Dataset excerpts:

--- START ---

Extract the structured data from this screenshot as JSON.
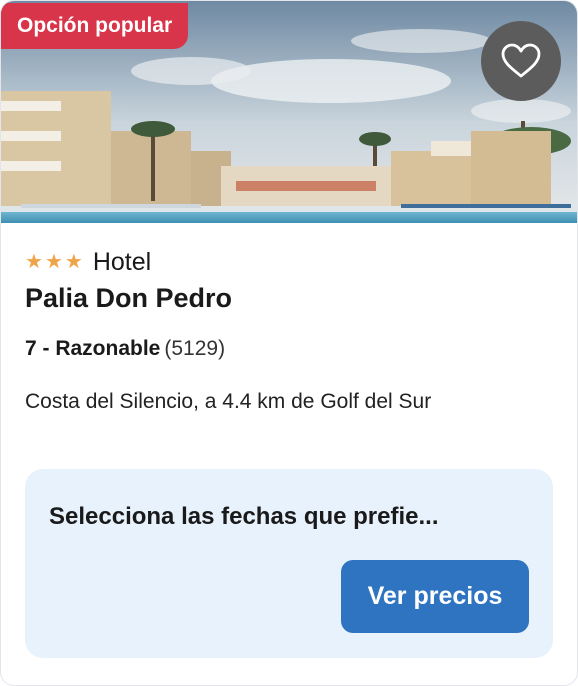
{
  "badge": "Opción popular",
  "favorite_icon": "heart-outline-icon",
  "hotel": {
    "stars": 3,
    "star_glyph": "★",
    "type": "Hotel",
    "name": "Palia Don Pedro",
    "rating_score": "7 - Razonable",
    "rating_count": "(5129)",
    "location": "Costa del Silencio, a 4.4 km de Golf del Sur"
  },
  "cta": {
    "prompt": "Selecciona las fechas que prefie...",
    "button_label": "Ver precios"
  },
  "colors": {
    "badge_bg": "#d8344a",
    "star": "#f0a44a",
    "cta_bg": "#e8f2fc",
    "button_bg": "#2f74c0"
  }
}
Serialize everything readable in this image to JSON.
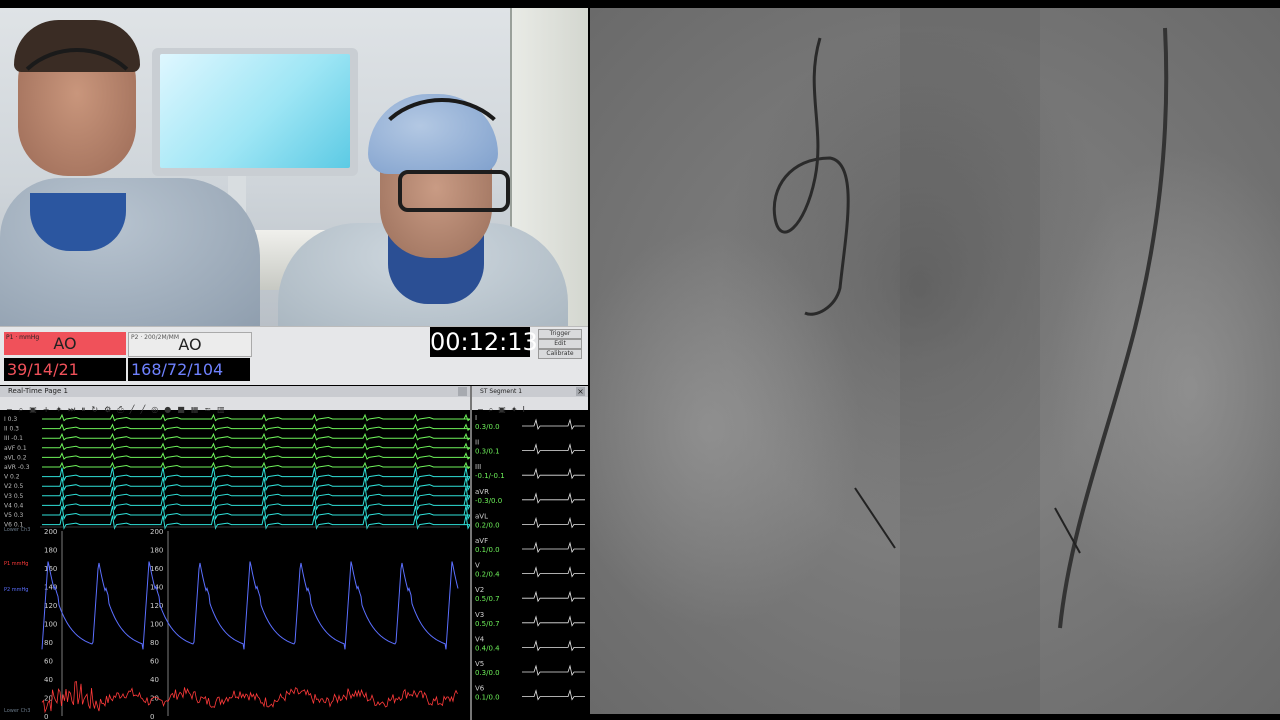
{
  "monitor": {
    "params": [
      {
        "tiny": "P1 · mmHg",
        "label": "AO",
        "value": "39/14/21",
        "color": "#f0515a"
      },
      {
        "tiny": "P2 · 200/2M/MM",
        "label": "AO",
        "value": "168/72/104",
        "color": "#6f82ff"
      }
    ],
    "clock": "00:12:13",
    "side_buttons": [
      "Trigger",
      "Edit",
      "Calibrate"
    ]
  },
  "waveform_panel": {
    "title": "Real-Time Page 1",
    "toolbar_icons": [
      "minus-icon",
      "zoom-icon",
      "save-icon",
      "plus-icon",
      "tool-icon",
      "skip-icon",
      "pause-icon",
      "refresh-icon",
      "settings-icon",
      "print-icon",
      "marker-icon",
      "marker-icon",
      "caliper-icon",
      "record-icon",
      "stop-icon",
      "image-icon",
      "wave-icon",
      "trash-icon"
    ],
    "leads": [
      {
        "name": "I",
        "gain": "0.3"
      },
      {
        "name": "II",
        "gain": "0.3"
      },
      {
        "name": "III",
        "gain": "-0.1"
      },
      {
        "name": "aVF",
        "gain": "0.1"
      },
      {
        "name": "aVL",
        "gain": "0.2"
      },
      {
        "name": "aVR",
        "gain": "-0.3"
      },
      {
        "name": "V",
        "gain": "0.2"
      },
      {
        "name": "V2",
        "gain": "0.5"
      },
      {
        "name": "V3",
        "gain": "0.5"
      },
      {
        "name": "V4",
        "gain": "0.4"
      },
      {
        "name": "V5",
        "gain": "0.3"
      },
      {
        "name": "V6",
        "gain": "0.1"
      }
    ],
    "pressure_axis": [
      "200",
      "180",
      "160",
      "140",
      "120",
      "100",
      "80",
      "60",
      "40",
      "20",
      "0"
    ],
    "pressure_side_labels": [
      "Lower Ch3",
      "P1 mmHg",
      "P2 mmHg",
      "Lower Ch3"
    ]
  },
  "st_panel": {
    "title": "ST Segment 1",
    "toolbar_icons": [
      "minus-icon",
      "zoom-icon",
      "save-icon",
      "tool-icon",
      "text-icon"
    ],
    "leads": [
      {
        "name": "I",
        "value": "0.3/0.0"
      },
      {
        "name": "II",
        "value": "0.3/0.1"
      },
      {
        "name": "III",
        "value": "-0.1/-0.1"
      },
      {
        "name": "aVR",
        "value": "-0.3/0.0"
      },
      {
        "name": "aVL",
        "value": "0.2/0.0"
      },
      {
        "name": "aVF",
        "value": "0.1/0.0"
      },
      {
        "name": "V",
        "value": "0.2/0.4"
      },
      {
        "name": "V2",
        "value": "0.5/0.7"
      },
      {
        "name": "V3",
        "value": "0.5/0.7"
      },
      {
        "name": "V4",
        "value": "0.4/0.4"
      },
      {
        "name": "V5",
        "value": "0.3/0.0"
      },
      {
        "name": "V6",
        "value": "0.1/0.0"
      }
    ]
  },
  "colors": {
    "ecg_green": "#6ef25a",
    "ecg_cyan": "#2fe0d8",
    "pressure_blue": "#5b6fff",
    "pressure_red": "#ff3a3a",
    "axis_white": "#cfcfcf"
  }
}
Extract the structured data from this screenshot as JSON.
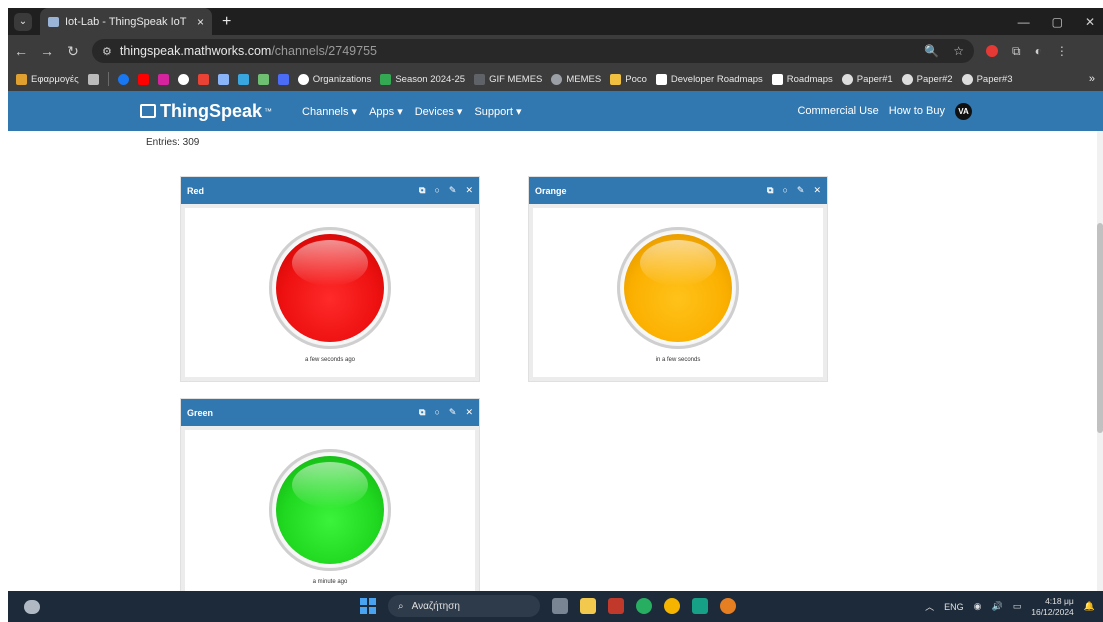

--- END ---

§ DIRECTIONS FOR THIS TASK: Your answer should be one number: how many lines of the listing include the word "image".

§ SOLUTION BELOW: 2